(Problem description):
Identify the lines bearing the string "band" and gather them.

Excerpts from a figure dataset
^^^^

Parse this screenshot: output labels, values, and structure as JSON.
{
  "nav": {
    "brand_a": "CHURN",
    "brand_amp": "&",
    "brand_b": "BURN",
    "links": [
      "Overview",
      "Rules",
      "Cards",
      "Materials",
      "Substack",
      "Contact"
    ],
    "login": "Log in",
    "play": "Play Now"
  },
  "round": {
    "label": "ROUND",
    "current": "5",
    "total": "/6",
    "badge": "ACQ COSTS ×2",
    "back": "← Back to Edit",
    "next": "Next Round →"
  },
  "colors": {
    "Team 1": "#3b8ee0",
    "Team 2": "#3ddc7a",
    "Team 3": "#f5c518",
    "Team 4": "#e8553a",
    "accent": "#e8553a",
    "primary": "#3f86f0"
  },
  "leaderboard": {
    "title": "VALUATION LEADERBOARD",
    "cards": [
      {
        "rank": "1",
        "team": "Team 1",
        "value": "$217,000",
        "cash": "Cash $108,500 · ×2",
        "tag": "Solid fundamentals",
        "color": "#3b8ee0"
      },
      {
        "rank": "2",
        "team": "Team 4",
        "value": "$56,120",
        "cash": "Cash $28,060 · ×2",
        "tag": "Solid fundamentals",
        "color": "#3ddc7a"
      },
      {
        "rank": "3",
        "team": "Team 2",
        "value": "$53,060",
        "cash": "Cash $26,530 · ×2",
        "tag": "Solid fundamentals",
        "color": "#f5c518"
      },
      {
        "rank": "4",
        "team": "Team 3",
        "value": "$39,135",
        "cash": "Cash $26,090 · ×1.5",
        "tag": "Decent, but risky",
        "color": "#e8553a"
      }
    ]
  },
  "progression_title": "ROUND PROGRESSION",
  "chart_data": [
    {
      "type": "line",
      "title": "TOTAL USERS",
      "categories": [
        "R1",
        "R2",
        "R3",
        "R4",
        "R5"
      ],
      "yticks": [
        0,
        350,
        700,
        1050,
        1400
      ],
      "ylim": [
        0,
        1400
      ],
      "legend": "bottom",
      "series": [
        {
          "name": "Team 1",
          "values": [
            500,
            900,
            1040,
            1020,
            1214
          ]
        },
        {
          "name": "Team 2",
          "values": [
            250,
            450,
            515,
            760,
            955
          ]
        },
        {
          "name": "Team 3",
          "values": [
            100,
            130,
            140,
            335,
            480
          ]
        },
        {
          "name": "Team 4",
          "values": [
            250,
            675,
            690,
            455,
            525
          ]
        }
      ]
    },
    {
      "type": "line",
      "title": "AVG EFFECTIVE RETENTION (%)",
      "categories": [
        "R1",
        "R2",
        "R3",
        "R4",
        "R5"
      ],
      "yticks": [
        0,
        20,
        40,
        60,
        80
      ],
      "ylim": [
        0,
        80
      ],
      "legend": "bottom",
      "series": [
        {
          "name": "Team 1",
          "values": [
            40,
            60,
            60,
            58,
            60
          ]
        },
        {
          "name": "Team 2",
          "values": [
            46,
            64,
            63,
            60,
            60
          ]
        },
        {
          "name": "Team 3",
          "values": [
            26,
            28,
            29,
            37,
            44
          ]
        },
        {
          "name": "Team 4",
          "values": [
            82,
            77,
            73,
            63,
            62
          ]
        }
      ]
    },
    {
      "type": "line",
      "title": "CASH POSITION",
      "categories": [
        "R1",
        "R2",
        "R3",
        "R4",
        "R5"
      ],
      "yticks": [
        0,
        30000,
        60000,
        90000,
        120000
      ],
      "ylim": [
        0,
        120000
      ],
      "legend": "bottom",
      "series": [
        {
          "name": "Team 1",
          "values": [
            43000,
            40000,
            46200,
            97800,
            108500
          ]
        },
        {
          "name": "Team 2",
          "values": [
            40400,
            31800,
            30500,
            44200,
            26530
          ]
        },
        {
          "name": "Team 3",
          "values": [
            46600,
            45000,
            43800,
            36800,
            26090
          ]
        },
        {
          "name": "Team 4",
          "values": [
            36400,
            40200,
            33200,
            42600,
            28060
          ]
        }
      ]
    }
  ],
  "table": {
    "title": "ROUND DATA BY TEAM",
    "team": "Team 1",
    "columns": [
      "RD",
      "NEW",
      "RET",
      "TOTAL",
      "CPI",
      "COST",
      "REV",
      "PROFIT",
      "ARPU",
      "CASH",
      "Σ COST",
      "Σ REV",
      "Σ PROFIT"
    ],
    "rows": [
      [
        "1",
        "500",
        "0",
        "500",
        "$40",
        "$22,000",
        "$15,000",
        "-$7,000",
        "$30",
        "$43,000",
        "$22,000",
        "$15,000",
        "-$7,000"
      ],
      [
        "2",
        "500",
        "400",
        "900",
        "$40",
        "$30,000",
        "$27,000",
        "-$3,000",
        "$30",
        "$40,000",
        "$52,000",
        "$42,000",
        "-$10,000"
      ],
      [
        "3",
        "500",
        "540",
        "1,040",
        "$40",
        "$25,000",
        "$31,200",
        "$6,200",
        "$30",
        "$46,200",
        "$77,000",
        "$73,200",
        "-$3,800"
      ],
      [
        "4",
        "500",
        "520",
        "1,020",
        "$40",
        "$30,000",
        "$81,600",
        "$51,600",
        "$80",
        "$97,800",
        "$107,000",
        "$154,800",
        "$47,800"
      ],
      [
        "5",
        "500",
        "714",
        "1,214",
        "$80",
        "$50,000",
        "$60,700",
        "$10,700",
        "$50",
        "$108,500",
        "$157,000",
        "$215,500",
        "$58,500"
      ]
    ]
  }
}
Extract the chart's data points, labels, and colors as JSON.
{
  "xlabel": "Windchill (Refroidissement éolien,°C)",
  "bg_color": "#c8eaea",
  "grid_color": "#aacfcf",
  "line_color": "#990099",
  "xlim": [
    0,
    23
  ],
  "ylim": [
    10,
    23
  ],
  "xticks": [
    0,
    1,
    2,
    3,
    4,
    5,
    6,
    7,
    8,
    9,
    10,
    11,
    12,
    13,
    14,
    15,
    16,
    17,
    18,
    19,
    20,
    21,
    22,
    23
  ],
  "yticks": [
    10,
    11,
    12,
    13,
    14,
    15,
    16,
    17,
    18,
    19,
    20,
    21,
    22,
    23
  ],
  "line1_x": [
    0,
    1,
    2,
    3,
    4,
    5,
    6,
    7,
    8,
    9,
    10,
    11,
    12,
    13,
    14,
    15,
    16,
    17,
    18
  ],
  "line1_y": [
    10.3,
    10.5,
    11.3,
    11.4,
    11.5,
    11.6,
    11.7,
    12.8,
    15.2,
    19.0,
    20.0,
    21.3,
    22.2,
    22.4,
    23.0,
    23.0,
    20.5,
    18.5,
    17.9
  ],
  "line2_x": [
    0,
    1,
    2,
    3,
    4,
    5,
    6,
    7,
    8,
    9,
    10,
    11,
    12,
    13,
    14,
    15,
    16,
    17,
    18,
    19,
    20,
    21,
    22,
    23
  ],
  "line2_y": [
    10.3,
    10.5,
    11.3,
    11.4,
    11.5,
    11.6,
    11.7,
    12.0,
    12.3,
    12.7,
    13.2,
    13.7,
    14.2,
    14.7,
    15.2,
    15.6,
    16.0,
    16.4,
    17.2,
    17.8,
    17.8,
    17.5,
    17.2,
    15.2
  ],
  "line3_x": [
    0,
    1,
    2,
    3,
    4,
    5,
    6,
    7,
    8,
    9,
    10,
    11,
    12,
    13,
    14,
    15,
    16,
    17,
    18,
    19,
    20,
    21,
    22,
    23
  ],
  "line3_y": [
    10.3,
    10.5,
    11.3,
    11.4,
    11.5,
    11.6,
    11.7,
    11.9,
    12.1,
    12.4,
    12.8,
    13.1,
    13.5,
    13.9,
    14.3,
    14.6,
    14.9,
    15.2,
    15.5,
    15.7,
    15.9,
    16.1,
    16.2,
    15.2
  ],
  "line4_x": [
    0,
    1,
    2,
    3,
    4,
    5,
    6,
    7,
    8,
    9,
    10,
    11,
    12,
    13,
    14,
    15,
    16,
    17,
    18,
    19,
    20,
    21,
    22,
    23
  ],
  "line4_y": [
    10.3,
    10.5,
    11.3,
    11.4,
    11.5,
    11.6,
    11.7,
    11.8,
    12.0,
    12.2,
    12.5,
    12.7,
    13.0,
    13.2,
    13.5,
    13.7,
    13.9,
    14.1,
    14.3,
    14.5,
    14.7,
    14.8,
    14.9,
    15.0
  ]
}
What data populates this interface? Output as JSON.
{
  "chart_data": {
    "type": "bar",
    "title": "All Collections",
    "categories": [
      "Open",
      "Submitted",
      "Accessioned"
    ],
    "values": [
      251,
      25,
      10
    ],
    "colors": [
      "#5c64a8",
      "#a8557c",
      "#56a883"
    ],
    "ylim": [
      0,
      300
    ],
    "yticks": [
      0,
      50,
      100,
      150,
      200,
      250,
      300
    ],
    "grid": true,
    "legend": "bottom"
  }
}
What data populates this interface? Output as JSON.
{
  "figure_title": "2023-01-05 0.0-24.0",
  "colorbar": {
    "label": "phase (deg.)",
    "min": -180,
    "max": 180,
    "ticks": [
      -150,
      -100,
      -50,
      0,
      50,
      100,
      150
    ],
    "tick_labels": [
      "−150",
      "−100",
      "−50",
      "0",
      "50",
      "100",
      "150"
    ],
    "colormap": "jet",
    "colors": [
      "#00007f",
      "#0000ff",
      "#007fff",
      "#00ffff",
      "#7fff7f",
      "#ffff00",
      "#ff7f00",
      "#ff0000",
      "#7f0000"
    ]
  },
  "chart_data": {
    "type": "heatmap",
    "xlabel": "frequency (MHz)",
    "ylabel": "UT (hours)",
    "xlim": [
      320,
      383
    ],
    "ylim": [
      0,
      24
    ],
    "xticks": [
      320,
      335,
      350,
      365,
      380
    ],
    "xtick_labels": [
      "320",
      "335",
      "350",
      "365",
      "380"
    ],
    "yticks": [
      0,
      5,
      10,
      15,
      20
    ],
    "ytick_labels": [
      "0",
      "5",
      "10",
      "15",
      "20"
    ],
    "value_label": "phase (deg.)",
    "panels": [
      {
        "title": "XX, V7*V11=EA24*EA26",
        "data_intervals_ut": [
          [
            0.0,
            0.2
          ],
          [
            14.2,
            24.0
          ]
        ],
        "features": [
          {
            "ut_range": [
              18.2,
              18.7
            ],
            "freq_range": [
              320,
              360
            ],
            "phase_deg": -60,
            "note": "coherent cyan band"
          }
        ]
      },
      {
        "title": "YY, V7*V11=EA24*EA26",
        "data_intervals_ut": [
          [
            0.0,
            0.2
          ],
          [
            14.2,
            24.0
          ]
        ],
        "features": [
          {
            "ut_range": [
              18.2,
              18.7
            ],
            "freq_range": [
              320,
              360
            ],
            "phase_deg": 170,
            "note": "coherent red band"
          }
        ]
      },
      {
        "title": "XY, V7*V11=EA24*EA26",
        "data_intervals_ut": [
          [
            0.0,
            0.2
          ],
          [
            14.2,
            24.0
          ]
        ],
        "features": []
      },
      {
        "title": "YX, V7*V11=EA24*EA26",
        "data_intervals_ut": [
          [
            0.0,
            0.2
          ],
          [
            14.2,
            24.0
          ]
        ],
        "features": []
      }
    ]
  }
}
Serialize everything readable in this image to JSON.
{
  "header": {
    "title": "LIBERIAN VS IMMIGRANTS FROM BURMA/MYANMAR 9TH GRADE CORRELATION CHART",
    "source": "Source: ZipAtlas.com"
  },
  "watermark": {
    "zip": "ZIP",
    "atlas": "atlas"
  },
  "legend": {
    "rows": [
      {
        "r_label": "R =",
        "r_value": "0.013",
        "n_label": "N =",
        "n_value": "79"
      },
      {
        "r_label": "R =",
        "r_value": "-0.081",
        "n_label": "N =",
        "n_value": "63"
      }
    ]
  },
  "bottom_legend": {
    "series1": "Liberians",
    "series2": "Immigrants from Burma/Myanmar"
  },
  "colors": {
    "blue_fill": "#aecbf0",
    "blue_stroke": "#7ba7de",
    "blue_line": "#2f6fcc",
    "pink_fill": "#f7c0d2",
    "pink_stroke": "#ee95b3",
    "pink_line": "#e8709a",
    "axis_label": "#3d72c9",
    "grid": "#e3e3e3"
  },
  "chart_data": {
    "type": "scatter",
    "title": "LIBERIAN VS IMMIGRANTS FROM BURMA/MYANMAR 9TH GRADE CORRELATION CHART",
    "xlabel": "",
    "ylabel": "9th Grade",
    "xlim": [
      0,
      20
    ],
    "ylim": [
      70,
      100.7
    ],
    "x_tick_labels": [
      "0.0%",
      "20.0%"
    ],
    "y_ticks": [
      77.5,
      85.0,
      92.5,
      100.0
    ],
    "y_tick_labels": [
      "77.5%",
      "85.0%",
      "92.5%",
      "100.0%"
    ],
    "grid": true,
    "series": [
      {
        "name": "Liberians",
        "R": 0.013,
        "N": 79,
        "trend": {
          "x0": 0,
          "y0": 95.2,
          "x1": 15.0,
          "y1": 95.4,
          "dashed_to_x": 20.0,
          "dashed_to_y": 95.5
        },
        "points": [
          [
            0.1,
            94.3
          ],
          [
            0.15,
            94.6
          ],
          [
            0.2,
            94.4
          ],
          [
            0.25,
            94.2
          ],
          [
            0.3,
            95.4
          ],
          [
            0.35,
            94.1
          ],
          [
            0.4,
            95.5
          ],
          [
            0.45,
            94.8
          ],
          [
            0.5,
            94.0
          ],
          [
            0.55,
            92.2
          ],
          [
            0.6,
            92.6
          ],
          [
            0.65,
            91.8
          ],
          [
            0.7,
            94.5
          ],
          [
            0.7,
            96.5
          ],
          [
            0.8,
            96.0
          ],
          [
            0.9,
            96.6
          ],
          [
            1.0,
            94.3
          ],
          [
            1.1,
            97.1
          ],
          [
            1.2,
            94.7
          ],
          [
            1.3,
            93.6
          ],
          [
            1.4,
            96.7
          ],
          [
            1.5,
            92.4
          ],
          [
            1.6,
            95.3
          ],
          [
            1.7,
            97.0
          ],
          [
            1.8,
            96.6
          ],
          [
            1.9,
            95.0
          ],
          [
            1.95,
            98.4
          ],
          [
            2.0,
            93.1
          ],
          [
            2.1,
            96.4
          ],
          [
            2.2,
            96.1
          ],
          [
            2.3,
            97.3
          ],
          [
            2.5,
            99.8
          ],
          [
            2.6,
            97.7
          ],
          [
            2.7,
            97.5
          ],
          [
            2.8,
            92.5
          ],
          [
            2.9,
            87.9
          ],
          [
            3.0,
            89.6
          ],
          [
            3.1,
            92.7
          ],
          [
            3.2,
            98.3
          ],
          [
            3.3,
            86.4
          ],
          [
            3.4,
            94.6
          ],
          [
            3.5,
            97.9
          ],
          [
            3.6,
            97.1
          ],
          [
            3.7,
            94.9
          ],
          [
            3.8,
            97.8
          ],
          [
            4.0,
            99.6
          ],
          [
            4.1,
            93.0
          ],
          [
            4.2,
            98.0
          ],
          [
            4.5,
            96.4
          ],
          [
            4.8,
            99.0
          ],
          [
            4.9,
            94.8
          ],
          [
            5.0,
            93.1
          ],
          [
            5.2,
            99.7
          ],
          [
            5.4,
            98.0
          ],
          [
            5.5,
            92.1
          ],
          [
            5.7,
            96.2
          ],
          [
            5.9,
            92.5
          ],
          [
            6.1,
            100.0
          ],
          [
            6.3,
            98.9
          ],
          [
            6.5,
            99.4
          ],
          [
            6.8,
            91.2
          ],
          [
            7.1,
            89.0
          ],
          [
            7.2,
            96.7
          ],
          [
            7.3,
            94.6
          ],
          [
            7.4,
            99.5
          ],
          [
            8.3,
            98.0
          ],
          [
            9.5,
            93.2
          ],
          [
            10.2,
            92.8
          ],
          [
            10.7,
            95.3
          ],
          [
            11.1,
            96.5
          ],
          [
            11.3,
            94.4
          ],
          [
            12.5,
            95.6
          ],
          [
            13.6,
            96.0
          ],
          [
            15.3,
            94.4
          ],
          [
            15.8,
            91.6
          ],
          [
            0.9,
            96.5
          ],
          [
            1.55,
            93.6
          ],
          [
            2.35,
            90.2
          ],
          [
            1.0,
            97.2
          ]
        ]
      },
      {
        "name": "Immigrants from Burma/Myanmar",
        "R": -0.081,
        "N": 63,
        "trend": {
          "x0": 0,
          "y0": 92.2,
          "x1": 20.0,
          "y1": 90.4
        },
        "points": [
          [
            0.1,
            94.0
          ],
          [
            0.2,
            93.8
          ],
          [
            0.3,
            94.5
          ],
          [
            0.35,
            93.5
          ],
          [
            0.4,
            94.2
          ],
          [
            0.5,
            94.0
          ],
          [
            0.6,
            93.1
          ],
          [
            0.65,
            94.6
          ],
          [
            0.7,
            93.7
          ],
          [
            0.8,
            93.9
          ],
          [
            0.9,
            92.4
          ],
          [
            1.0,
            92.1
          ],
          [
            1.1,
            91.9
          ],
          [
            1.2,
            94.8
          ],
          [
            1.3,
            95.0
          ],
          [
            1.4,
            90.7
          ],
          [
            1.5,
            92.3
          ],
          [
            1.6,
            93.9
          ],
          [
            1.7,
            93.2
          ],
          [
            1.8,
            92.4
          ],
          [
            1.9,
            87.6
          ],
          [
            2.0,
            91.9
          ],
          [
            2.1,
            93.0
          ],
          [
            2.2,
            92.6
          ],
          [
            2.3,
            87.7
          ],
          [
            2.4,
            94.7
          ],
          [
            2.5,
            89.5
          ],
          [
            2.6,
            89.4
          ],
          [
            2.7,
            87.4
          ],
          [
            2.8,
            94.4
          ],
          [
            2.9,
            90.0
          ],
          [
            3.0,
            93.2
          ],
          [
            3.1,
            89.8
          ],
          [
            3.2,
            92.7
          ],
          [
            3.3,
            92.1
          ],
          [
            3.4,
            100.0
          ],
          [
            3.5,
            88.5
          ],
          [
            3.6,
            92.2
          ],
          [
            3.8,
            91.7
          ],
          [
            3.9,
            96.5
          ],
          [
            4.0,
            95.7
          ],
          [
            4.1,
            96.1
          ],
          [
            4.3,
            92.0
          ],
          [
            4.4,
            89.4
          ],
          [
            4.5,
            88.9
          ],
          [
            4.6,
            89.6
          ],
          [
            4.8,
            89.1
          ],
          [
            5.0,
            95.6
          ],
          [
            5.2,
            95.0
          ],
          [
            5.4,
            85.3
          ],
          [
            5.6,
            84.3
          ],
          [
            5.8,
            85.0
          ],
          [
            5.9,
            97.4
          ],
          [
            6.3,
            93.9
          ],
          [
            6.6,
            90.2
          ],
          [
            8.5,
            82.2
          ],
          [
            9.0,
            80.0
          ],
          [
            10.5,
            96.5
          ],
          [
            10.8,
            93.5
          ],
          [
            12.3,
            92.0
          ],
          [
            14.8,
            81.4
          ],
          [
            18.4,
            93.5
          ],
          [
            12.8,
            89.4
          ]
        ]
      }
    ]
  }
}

^^^^

(Result):
            "note": "coherent cyan band"
            "note": "coherent red band"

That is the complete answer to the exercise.